## To be done
Pull out every line of the listing below where "marzo" appears.

Dataset entries:
□ □ □

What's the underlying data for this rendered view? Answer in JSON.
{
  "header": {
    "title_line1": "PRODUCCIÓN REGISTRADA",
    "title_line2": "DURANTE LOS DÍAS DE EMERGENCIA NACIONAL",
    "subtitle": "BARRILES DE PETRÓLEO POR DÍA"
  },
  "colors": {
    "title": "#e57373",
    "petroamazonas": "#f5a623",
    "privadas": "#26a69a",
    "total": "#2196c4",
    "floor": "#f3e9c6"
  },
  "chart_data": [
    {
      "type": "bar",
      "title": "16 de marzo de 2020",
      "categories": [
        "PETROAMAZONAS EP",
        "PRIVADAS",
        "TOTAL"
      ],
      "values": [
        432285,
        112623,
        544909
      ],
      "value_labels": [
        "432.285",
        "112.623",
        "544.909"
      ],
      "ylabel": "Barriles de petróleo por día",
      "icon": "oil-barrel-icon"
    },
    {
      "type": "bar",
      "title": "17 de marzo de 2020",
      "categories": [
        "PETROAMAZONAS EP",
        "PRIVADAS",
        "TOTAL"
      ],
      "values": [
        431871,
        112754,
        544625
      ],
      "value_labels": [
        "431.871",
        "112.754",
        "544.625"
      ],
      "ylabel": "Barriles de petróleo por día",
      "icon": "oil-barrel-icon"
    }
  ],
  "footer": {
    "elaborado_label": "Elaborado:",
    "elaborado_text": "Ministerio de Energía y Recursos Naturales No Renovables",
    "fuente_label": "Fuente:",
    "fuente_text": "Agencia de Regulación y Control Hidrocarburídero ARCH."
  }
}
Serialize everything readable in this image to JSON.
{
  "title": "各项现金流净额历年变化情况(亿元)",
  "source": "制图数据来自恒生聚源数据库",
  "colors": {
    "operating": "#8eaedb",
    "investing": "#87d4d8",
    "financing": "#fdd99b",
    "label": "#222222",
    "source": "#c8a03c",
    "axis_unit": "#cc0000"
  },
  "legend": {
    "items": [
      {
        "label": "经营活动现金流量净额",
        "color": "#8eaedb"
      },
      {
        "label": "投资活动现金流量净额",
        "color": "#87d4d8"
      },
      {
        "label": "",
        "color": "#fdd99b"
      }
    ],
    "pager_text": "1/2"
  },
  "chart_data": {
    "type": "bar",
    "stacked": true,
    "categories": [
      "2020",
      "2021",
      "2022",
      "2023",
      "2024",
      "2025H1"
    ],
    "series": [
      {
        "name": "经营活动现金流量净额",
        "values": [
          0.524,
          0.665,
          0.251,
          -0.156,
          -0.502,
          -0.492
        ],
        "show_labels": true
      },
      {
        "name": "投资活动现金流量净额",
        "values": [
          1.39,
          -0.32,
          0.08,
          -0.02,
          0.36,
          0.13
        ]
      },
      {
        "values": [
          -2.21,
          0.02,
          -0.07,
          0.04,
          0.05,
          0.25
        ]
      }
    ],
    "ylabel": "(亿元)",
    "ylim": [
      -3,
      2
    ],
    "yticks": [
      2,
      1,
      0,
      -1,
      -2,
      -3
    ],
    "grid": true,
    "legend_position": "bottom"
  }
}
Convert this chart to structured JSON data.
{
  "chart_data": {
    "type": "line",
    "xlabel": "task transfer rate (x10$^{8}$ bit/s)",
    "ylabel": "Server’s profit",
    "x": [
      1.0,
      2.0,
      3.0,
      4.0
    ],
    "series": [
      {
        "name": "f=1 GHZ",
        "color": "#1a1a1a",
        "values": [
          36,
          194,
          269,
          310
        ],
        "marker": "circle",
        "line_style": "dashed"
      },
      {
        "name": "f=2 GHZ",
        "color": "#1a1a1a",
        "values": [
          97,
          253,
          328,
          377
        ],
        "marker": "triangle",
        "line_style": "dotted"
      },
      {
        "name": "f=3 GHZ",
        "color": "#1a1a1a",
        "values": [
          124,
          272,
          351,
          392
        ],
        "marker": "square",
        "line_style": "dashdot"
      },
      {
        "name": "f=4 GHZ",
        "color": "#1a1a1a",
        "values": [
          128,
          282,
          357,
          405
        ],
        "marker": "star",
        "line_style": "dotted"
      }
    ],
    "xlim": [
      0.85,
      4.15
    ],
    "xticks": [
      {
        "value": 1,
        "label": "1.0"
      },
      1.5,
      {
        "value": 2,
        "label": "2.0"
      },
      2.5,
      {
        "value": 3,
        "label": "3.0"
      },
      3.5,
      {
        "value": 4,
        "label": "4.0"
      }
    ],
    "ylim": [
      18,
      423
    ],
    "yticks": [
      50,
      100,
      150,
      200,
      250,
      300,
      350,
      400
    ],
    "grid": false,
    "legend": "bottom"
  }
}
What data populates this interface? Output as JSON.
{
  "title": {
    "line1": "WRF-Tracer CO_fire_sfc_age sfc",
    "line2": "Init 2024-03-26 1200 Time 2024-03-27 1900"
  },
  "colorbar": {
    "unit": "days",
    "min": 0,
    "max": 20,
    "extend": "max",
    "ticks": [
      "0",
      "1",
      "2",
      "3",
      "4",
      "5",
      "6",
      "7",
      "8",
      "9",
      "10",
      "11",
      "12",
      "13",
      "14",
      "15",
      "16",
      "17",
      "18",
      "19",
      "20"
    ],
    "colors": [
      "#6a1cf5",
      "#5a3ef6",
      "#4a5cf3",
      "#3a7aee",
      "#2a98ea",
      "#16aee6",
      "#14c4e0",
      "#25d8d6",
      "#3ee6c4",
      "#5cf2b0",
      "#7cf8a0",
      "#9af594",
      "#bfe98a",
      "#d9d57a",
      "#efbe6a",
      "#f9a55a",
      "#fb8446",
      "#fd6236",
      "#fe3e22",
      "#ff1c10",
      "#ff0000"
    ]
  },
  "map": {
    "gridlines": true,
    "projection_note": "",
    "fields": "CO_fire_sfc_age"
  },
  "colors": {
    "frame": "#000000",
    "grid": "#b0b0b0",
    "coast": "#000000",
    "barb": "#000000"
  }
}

□ □ □

## Task result
      "title": "16 de marzo de 2020",
      "title": "17 de marzo de 2020",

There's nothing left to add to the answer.